(Dataset excerpts)
*-*-*
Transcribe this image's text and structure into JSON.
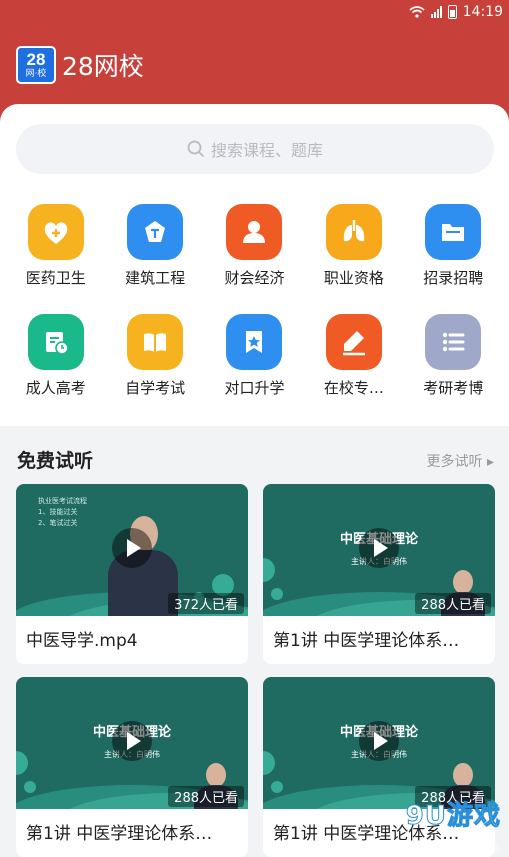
{
  "status_bar": {
    "time": "14:19"
  },
  "header": {
    "logo_number": "28",
    "logo_text": "网·校",
    "app_name": "28网校",
    "bg_color": "#c8403a"
  },
  "search": {
    "placeholder": "搜索课程、题库"
  },
  "categories": [
    {
      "label": "医药卫生",
      "icon": "heart-plus-icon",
      "color": "#f7b21f"
    },
    {
      "label": "建筑工程",
      "icon": "building-icon",
      "color": "#2f8ff0"
    },
    {
      "label": "财会经济",
      "icon": "person-icon",
      "color": "#f05a24"
    },
    {
      "label": "职业资格",
      "icon": "lungs-icon",
      "color": "#f7a81b"
    },
    {
      "label": "招录招聘",
      "icon": "folder-icon",
      "color": "#2f8ff0"
    },
    {
      "label": "成人高考",
      "icon": "calendar-clock-icon",
      "color": "#19b98a"
    },
    {
      "label": "自学考试",
      "icon": "book-icon",
      "color": "#f7b21f"
    },
    {
      "label": "对口升学",
      "icon": "bookmark-star-icon",
      "color": "#2f8ff0"
    },
    {
      "label": "在校专…",
      "icon": "pencil-icon",
      "color": "#f05a24"
    },
    {
      "label": "考研考博",
      "icon": "list-icon",
      "color": "#9fa8c9"
    }
  ],
  "free_section": {
    "title": "免费试听",
    "more": "更多试听"
  },
  "videos": [
    {
      "thumb_title": "",
      "thumb_sub": "",
      "thumb_notes": [
        "执业医考试流程",
        "1、技能过关",
        "2、笔试过关"
      ],
      "views": "372人已看",
      "caption": "中医导学.mp4"
    },
    {
      "thumb_title": "中医基础理论",
      "thumb_sub": "主讲人：白明伟",
      "thumb_notes": [],
      "views": "288人已看",
      "caption": "第1讲 中医学理论体系…"
    },
    {
      "thumb_title": "中医基础理论",
      "thumb_sub": "主讲人：白明伟",
      "thumb_notes": [],
      "views": "288人已看",
      "caption": "第1讲 中医学理论体系…"
    },
    {
      "thumb_title": "中医基础理论",
      "thumb_sub": "主讲人：白明伟",
      "thumb_notes": [],
      "views": "288人已看",
      "caption": "第1讲 中医学理论体系…"
    }
  ],
  "watermark": {
    "text": "9U游戏",
    "url": "91danji.com"
  }
}
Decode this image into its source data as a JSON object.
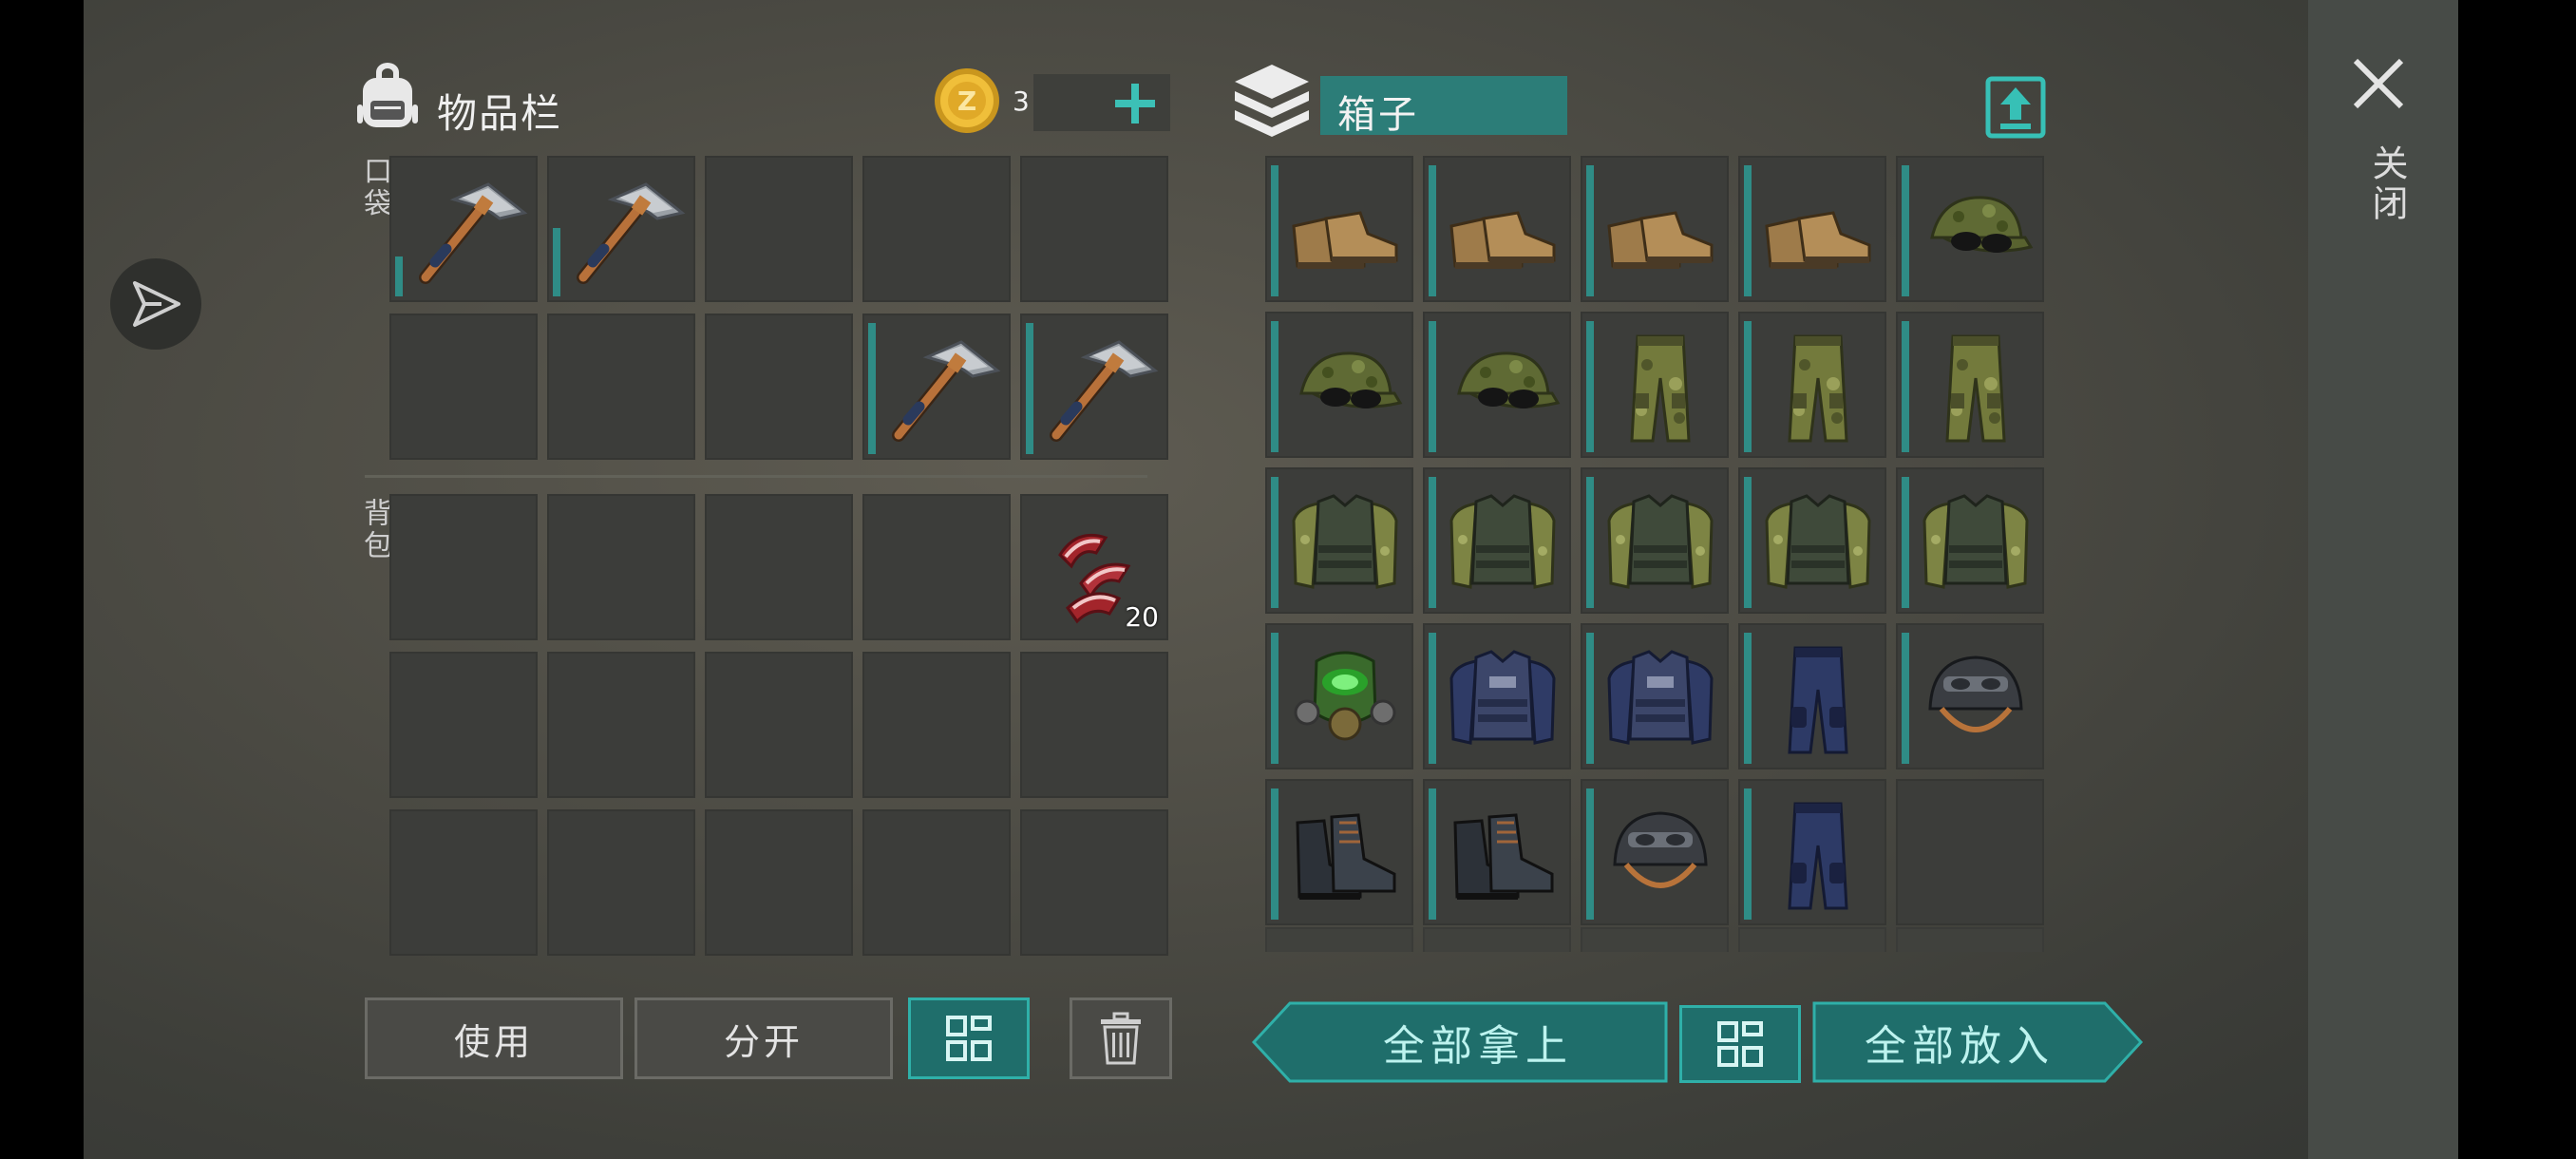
{
  "inventory": {
    "title": "物品栏",
    "coin_count": "3",
    "pocket_label": "口袋",
    "backpack_label": "背包",
    "pocket_slots": [
      "hammer-icon",
      "hammer-icon",
      "",
      "",
      "",
      "",
      "",
      "",
      "hammer-icon",
      "hammer-icon"
    ],
    "backpack_slots": [
      "",
      "",
      "",
      "",
      "meat-icon",
      "",
      "",
      "",
      "",
      "",
      "",
      "",
      "",
      "",
      ""
    ],
    "meat_qty": "20"
  },
  "box": {
    "title": "箱子"
  },
  "box_slots": [
    "boots-icon",
    "boots-icon",
    "boots-icon",
    "boots-icon",
    "cap-icon",
    "cap-icon",
    "cap-icon",
    "camo-pants-icon",
    "camo-pants-icon",
    "camo-pants-icon",
    "vest-icon",
    "vest-icon",
    "vest-icon",
    "vest-icon",
    "vest-icon",
    "gasmask-icon",
    "police-vest-icon",
    "police-vest-icon",
    "police-pants-icon",
    "helmet-icon",
    "black-boots-icon",
    "black-boots-icon",
    "helmet-icon",
    "police-pants-icon",
    ""
  ],
  "buttons": {
    "use": "使用",
    "split": "分开",
    "take_all": "全部拿上",
    "put_all": "全部放入"
  },
  "close_label": "关闭",
  "colors": {
    "accent": "#2fb0a9",
    "slot": "#3c3d3a",
    "bar": "#2f8c86"
  }
}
*-*-*
== GOAL OF THE EXERCISE ==
Would you mind returning each entry above word for word, skipping the images?

== SOLUTION BELOW ==
Transcribe this image's text and structure into JSON.
{
  "status_bar": {
    "time": "14:19"
  },
  "header": {
    "logo_number": "28",
    "logo_text": "网·校",
    "app_name": "28网校",
    "bg_color": "#c8403a"
  },
  "search": {
    "placeholder": "搜索课程、题库"
  },
  "categories": [
    {
      "label": "医药卫生",
      "icon": "heart-plus-icon",
      "color": "#f7b21f"
    },
    {
      "label": "建筑工程",
      "icon": "building-icon",
      "color": "#2f8ff0"
    },
    {
      "label": "财会经济",
      "icon": "person-icon",
      "color": "#f05a24"
    },
    {
      "label": "职业资格",
      "icon": "lungs-icon",
      "color": "#f7a81b"
    },
    {
      "label": "招录招聘",
      "icon": "folder-icon",
      "color": "#2f8ff0"
    },
    {
      "label": "成人高考",
      "icon": "calendar-clock-icon",
      "color": "#19b98a"
    },
    {
      "label": "自学考试",
      "icon": "book-icon",
      "color": "#f7b21f"
    },
    {
      "label": "对口升学",
      "icon": "bookmark-star-icon",
      "color": "#2f8ff0"
    },
    {
      "label": "在校专…",
      "icon": "pencil-icon",
      "color": "#f05a24"
    },
    {
      "label": "考研考博",
      "icon": "list-icon",
      "color": "#9fa8c9"
    }
  ],
  "free_section": {
    "title": "免费试听",
    "more": "更多试听"
  },
  "videos": [
    {
      "thumb_title": "",
      "thumb_sub": "",
      "thumb_notes": [
        "执业医考试流程",
        "1、技能过关",
        "2、笔试过关"
      ],
      "views": "372人已看",
      "caption": "中医导学.mp4"
    },
    {
      "thumb_title": "中医基础理论",
      "thumb_sub": "主讲人：白明伟",
      "thumb_notes": [],
      "views": "288人已看",
      "caption": "第1讲 中医学理论体系…"
    },
    {
      "thumb_title": "中医基础理论",
      "thumb_sub": "主讲人：白明伟",
      "thumb_notes": [],
      "views": "288人已看",
      "caption": "第1讲 中医学理论体系…"
    },
    {
      "thumb_title": "中医基础理论",
      "thumb_sub": "主讲人：白明伟",
      "thumb_notes": [],
      "views": "288人已看",
      "caption": "第1讲 中医学理论体系…"
    }
  ],
  "watermark": {
    "text": "9U游戏",
    "url": "91danji.com"
  }
}
Decode this image into its source data as a JSON object.
{
  "inventory": {
    "title": "物品栏",
    "coin_count": "3",
    "pocket_label": "口袋",
    "backpack_label": "背包",
    "pocket_slots": [
      "hammer-icon",
      "hammer-icon",
      "",
      "",
      "",
      "",
      "",
      "",
      "hammer-icon",
      "hammer-icon"
    ],
    "backpack_slots": [
      "",
      "",
      "",
      "",
      "meat-icon",
      "",
      "",
      "",
      "",
      "",
      "",
      "",
      "",
      "",
      ""
    ],
    "meat_qty": "20"
  },
  "box": {
    "title": "箱子"
  },
  "box_slots": [
    "boots-icon",
    "boots-icon",
    "boots-icon",
    "boots-icon",
    "cap-icon",
    "cap-icon",
    "cap-icon",
    "camo-pants-icon",
    "camo-pants-icon",
    "camo-pants-icon",
    "vest-icon",
    "vest-icon",
    "vest-icon",
    "vest-icon",
    "vest-icon",
    "gasmask-icon",
    "police-vest-icon",
    "police-vest-icon",
    "police-pants-icon",
    "helmet-icon",
    "black-boots-icon",
    "black-boots-icon",
    "helmet-icon",
    "police-pants-icon",
    ""
  ],
  "buttons": {
    "use": "使用",
    "split": "分开",
    "take_all": "全部拿上",
    "put_all": "全部放入"
  },
  "close_label": "关闭",
  "colors": {
    "accent": "#2fb0a9",
    "slot": "#3c3d3a",
    "bar": "#2f8c86"
  }
}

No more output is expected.